** begin **
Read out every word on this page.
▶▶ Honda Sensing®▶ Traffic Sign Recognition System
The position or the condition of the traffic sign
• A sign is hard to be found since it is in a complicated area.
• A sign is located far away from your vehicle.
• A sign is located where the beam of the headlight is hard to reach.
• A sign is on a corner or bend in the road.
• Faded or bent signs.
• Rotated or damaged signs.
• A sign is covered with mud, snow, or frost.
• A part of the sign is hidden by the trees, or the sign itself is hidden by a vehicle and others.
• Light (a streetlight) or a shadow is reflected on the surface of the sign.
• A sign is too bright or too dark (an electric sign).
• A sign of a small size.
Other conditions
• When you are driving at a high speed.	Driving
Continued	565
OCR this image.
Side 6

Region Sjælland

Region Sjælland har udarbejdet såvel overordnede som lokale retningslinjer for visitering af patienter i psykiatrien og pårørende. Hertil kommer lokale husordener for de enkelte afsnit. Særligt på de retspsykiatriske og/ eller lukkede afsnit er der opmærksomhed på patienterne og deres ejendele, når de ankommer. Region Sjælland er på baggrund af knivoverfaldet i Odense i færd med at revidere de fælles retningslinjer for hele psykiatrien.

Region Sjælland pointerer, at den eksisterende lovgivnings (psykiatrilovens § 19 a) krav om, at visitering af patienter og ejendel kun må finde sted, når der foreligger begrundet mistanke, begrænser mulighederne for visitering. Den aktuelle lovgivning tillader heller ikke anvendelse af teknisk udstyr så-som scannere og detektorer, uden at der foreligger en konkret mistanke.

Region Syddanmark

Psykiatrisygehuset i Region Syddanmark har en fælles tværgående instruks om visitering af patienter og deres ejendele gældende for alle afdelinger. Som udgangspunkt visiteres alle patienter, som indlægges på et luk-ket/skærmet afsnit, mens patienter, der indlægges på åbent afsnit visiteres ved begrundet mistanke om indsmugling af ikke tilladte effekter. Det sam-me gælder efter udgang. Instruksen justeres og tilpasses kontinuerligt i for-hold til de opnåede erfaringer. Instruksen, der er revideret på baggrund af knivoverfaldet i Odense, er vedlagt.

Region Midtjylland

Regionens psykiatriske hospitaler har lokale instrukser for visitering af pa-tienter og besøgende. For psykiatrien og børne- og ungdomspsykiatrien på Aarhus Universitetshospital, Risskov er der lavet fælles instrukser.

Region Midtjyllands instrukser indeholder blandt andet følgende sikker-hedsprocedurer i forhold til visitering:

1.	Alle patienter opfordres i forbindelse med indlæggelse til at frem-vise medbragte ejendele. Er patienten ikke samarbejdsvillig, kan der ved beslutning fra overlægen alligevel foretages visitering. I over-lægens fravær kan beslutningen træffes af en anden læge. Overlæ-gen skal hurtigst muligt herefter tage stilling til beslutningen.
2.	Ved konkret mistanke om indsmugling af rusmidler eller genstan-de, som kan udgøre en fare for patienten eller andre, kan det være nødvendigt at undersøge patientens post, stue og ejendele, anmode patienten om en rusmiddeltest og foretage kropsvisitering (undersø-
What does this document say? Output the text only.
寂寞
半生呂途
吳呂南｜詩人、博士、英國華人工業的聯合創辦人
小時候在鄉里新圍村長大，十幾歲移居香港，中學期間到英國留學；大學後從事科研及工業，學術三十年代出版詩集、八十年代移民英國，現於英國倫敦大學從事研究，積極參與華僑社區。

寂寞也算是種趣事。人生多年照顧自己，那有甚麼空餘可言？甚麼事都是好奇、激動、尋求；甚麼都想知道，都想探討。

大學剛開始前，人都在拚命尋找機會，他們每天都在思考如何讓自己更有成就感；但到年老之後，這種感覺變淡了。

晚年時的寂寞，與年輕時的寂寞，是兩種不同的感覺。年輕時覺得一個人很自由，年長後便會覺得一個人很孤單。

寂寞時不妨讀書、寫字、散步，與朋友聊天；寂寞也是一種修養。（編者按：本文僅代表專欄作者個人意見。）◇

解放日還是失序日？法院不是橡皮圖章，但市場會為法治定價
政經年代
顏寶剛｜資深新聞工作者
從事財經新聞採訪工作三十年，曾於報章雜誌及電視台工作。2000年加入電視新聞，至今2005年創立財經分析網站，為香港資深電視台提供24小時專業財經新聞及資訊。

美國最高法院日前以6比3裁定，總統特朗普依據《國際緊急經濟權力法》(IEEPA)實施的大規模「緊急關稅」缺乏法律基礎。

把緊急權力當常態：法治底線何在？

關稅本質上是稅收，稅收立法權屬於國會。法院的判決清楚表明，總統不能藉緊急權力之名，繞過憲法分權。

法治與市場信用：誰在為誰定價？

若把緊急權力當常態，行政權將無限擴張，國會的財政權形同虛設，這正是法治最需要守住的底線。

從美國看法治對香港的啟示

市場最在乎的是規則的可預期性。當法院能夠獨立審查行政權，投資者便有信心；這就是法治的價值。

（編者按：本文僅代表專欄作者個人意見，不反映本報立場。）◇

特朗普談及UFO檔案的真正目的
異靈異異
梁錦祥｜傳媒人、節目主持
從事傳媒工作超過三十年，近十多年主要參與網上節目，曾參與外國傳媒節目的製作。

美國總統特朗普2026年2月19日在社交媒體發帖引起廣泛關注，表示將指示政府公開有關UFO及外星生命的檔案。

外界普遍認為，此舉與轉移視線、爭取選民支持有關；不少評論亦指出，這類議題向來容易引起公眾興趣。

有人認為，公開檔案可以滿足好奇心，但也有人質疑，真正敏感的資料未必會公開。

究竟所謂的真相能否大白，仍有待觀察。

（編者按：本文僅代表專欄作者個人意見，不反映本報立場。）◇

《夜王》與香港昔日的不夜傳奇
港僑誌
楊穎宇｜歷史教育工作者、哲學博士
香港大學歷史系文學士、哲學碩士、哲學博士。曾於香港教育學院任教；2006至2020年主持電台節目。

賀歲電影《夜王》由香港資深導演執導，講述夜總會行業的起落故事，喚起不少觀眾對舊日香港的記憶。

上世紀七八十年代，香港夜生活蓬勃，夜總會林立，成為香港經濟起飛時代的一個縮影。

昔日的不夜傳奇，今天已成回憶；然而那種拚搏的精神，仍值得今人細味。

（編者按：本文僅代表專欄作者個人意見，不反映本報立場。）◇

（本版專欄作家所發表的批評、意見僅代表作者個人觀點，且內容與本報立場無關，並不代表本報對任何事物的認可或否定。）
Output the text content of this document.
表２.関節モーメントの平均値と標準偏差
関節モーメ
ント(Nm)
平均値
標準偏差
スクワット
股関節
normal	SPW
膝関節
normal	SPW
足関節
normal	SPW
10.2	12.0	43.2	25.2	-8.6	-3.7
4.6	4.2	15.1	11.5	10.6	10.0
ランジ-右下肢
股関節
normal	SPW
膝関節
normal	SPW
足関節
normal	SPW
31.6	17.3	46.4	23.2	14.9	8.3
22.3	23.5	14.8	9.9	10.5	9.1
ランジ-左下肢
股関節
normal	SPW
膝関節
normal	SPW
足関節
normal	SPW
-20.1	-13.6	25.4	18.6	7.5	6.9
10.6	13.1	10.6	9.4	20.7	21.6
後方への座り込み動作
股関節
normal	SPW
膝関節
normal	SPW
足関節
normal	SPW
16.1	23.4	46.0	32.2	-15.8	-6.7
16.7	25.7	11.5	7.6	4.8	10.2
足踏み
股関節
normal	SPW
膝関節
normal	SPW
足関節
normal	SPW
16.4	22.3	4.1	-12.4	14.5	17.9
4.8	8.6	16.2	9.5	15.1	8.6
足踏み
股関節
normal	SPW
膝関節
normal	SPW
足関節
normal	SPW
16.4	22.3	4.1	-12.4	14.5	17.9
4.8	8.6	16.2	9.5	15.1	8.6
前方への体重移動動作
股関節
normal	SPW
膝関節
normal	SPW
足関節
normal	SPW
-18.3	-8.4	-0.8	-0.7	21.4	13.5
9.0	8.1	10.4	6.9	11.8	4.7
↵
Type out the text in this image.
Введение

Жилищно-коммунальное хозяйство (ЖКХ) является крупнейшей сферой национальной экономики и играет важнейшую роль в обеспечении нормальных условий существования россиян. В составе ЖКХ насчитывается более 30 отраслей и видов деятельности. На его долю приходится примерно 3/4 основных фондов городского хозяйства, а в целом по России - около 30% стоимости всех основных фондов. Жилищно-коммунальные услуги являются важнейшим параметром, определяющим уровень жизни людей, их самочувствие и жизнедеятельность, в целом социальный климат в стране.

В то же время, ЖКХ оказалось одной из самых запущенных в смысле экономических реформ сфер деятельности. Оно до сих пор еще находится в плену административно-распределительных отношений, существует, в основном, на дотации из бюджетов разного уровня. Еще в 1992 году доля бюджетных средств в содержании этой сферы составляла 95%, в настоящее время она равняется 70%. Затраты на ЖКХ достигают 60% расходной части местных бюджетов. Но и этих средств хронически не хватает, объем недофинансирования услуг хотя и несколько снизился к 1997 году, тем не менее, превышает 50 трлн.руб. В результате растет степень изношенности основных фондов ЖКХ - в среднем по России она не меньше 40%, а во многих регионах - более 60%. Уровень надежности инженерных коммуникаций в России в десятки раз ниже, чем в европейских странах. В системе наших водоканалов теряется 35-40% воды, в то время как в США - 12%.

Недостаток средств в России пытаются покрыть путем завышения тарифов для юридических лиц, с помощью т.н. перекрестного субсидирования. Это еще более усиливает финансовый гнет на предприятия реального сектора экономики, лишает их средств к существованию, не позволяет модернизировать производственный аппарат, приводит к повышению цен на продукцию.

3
** end **
**What to do**
Pull out every line of the entries that includes the word "text".

**Response below**
What does this document say? Output the text only.
Output the text content of this document.
Type out the text in this image.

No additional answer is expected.